=== WHAT TO WORK ON ===
Print the entries below in their entirety, exactly as they are written.

=== Records from a collection of figures ===
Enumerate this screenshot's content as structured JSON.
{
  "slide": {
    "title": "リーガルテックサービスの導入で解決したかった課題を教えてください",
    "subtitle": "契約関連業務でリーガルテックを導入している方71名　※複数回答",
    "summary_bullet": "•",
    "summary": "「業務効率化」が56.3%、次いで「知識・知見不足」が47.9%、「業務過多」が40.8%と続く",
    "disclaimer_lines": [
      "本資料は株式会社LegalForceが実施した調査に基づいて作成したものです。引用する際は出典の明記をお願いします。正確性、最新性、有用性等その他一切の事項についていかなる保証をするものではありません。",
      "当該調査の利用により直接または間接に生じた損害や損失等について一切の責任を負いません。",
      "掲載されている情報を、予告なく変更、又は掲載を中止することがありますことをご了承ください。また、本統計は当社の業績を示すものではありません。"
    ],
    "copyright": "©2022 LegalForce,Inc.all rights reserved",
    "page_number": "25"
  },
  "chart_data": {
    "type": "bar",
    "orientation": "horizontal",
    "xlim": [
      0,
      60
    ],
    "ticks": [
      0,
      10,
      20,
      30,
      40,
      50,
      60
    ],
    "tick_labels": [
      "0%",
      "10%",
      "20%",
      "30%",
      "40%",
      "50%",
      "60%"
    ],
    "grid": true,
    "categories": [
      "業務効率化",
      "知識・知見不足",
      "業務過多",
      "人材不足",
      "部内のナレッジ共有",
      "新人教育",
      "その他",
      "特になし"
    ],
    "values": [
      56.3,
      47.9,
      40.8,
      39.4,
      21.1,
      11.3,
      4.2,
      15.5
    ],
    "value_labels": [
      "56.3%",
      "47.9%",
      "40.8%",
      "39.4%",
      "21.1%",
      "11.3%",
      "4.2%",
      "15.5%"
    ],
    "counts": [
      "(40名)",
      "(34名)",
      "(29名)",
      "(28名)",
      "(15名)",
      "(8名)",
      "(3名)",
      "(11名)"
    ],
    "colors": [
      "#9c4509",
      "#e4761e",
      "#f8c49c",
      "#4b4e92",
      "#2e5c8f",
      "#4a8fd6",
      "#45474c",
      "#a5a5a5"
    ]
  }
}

=== THE RESPONSE ===
Enumerate this screenshot's content as structured JSON.
{
  "slide": {
    "title": "リーガルテックサービスの導入で解決したかった課題を教えてください",
    "subtitle": "契約関連業務でリーガルテックを導入している方71名　※複数回答",
    "summary_bullet": "•",
    "summary": "「業務効率化」が56.3%、次いで「知識・知見不足」が47.9%、「業務過多」が40.8%と続く",
    "disclaimer_lines": [
      "本資料は株式会社LegalForceが実施した調査に基づいて作成したものです。引用する際は出典の明記をお願いします。正確性、最新性、有用性等その他一切の事項についていかなる保証をするものではありません。",
      "当該調査の利用により直接または間接に生じた損害や損失等について一切の責任を負いません。",
      "掲載されている情報を、予告なく変更、又は掲載を中止することがありますことをご了承ください。また、本統計は当社の業績を示すものではありません。"
    ],
    "copyright": "©2022 LegalForce,Inc.all rights reserved",
    "page_number": "25"
  },
  "chart_data": {
    "type": "bar",
    "orientation": "horizontal",
    "xlim": [
      0,
      60
    ],
    "ticks": [
      0,
      10,
      20,
      30,
      40,
      50,
      60
    ],
    "tick_labels": [
      "0%",
      "10%",
      "20%",
      "30%",
      "40%",
      "50%",
      "60%"
    ],
    "grid": true,
    "categories": [
      "業務効率化",
      "知識・知見不足",
      "業務過多",
      "人材不足",
      "部内のナレッジ共有",
      "新人教育",
      "その他",
      "特になし"
    ],
    "values": [
      56.3,
      47.9,
      40.8,
      39.4,
      21.1,
      11.3,
      4.2,
      15.5
    ],
    "value_labels": [
      "56.3%",
      "47.9%",
      "40.8%",
      "39.4%",
      "21.1%",
      "11.3%",
      "4.2%",
      "15.5%"
    ],
    "counts": [
      "(40名)",
      "(34名)",
      "(29名)",
      "(28名)",
      "(15名)",
      "(8名)",
      "(3名)",
      "(11名)"
    ],
    "colors": [
      "#9c4509",
      "#e4761e",
      "#f8c49c",
      "#4b4e92",
      "#2e5c8f",
      "#4a8fd6",
      "#45474c",
      "#a5a5a5"
    ]
  }
}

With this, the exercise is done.